In the entries below, find every line with "黄色雄性" and copy it.

------------------------------

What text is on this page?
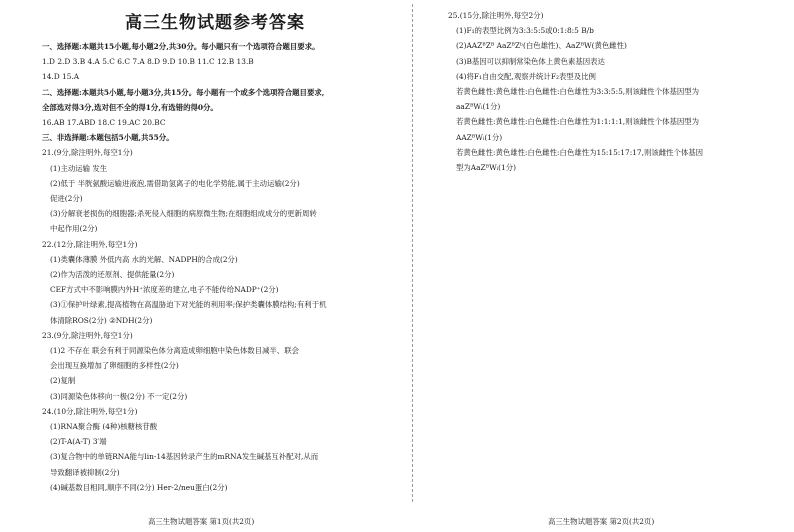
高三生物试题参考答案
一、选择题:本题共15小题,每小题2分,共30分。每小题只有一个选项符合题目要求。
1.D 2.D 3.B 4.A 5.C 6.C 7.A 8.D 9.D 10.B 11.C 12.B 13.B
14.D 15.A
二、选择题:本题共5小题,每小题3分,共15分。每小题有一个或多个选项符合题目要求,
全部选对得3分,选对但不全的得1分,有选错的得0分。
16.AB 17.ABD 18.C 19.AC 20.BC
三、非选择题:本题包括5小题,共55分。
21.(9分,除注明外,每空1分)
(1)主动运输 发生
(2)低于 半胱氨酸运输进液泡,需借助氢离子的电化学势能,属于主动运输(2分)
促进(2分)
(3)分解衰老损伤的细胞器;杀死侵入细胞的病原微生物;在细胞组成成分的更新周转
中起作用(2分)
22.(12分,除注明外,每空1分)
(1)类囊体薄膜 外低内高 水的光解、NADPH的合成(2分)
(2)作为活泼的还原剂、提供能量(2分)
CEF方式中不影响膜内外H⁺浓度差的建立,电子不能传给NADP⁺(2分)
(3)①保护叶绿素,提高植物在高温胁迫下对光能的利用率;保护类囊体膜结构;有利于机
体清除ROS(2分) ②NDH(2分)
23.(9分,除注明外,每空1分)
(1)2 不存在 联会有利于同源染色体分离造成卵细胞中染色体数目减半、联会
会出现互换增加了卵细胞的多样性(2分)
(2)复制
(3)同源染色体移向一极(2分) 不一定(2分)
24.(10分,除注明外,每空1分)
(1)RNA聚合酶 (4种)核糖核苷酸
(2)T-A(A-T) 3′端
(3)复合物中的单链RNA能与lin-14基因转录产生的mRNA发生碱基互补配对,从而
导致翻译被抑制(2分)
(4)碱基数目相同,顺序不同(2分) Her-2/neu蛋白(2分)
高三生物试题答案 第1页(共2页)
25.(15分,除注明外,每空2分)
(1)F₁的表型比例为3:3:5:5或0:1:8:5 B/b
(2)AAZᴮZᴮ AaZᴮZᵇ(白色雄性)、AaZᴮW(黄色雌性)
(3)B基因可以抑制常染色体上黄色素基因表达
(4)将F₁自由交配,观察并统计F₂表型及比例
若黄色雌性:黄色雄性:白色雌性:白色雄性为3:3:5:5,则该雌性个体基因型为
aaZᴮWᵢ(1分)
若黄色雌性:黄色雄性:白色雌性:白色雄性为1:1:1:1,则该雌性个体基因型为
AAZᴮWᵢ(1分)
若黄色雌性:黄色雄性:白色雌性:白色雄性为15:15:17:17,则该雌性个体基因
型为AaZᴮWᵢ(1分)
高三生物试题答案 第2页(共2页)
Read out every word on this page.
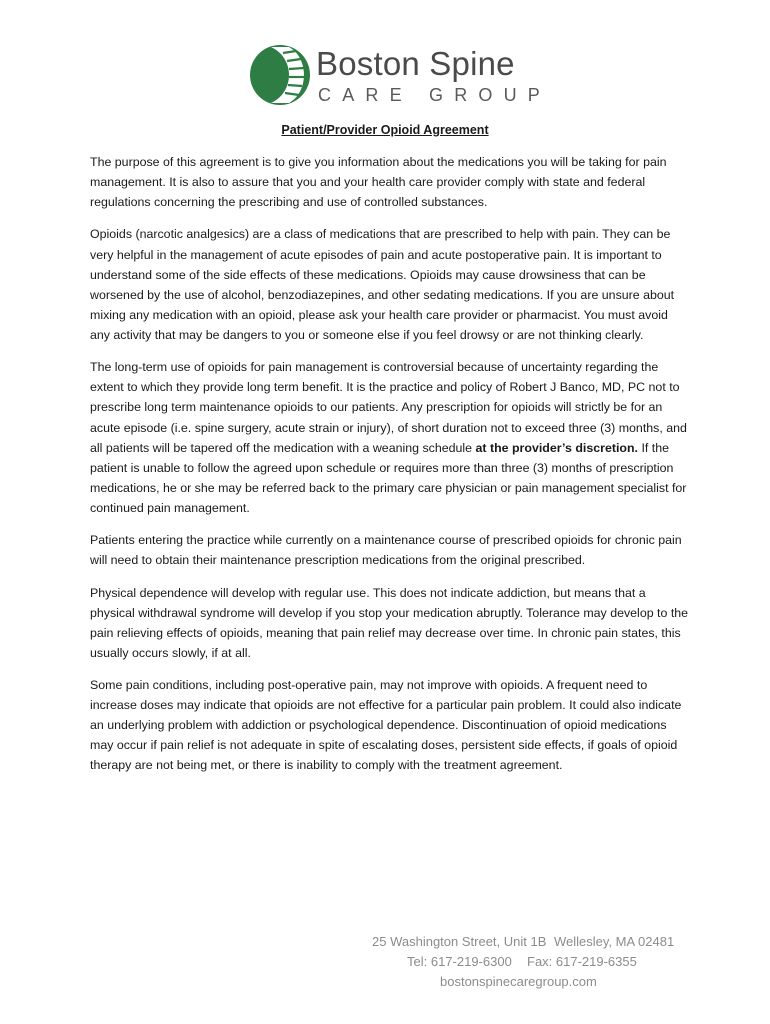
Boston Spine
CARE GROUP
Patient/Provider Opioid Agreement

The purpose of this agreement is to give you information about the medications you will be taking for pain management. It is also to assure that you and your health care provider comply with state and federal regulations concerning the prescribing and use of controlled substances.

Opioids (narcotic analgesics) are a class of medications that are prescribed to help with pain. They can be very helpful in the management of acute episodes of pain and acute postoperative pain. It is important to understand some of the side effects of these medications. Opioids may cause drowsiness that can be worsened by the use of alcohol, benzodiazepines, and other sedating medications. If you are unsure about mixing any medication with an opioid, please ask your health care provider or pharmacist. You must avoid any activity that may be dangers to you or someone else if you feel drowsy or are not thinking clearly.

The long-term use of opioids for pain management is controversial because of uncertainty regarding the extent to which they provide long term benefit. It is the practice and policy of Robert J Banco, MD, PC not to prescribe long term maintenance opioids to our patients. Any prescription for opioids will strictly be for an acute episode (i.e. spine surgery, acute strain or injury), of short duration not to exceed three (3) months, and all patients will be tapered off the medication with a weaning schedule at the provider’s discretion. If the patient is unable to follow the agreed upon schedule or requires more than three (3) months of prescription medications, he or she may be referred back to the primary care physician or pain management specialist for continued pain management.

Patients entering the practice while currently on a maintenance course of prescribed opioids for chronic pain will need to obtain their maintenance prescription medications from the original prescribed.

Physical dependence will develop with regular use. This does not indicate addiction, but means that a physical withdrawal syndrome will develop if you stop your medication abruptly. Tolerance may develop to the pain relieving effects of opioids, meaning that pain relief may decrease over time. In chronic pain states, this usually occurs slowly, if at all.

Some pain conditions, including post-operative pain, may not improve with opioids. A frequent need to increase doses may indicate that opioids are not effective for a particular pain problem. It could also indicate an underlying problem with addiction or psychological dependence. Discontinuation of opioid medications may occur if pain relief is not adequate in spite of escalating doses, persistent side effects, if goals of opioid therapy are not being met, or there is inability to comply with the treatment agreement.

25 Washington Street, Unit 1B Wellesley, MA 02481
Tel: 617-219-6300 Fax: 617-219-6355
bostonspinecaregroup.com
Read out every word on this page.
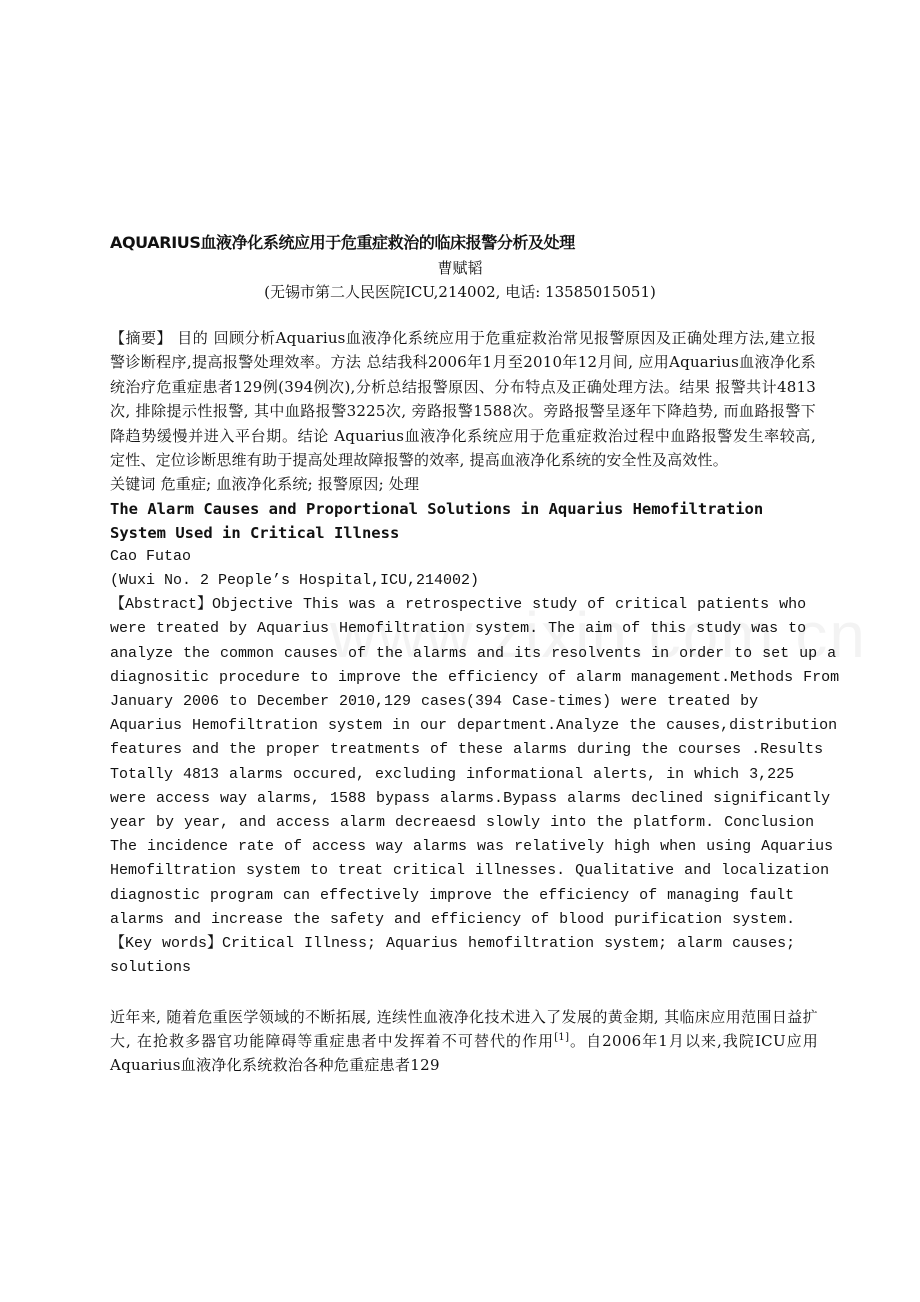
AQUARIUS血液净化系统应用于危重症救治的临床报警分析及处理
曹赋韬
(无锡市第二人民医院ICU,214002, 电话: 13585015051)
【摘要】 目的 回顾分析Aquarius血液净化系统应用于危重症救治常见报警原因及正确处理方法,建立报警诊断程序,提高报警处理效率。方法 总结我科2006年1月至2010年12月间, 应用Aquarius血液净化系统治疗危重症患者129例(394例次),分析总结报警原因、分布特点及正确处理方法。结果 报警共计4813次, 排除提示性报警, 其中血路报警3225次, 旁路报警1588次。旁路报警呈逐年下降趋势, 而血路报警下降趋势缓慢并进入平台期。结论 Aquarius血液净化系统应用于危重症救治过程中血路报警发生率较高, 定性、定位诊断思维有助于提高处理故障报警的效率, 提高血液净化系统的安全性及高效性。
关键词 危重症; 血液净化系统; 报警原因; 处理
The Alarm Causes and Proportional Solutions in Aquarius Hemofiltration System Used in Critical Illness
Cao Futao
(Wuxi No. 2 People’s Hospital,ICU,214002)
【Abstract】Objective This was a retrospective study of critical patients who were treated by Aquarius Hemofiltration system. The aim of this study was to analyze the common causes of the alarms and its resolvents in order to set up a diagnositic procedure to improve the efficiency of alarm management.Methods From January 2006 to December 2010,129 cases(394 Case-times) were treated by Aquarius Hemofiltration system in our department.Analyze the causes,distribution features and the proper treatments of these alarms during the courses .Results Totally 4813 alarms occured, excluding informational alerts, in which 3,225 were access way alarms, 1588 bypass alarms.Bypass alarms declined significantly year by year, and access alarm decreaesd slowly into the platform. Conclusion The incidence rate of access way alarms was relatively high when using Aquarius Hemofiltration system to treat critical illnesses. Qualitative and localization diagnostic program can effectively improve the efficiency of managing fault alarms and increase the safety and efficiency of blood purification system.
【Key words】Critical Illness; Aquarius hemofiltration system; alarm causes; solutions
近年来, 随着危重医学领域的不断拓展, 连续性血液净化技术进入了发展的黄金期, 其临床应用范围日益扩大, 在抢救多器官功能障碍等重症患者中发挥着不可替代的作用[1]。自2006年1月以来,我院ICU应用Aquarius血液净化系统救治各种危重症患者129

------------------------------

▸ **Solution to this task**
若黄色雌性:黄色雄性:白色雌性:白色雄性为3:3:5:5,则该雌性个体基因型为
若黄色雌性:黄色雄性:白色雌性:白色雄性为1:1:1:1,则该雌性个体基因型为
若黄色雌性:黄色雄性:白色雌性:白色雄性为15:15:17:17,则该雌性个体基因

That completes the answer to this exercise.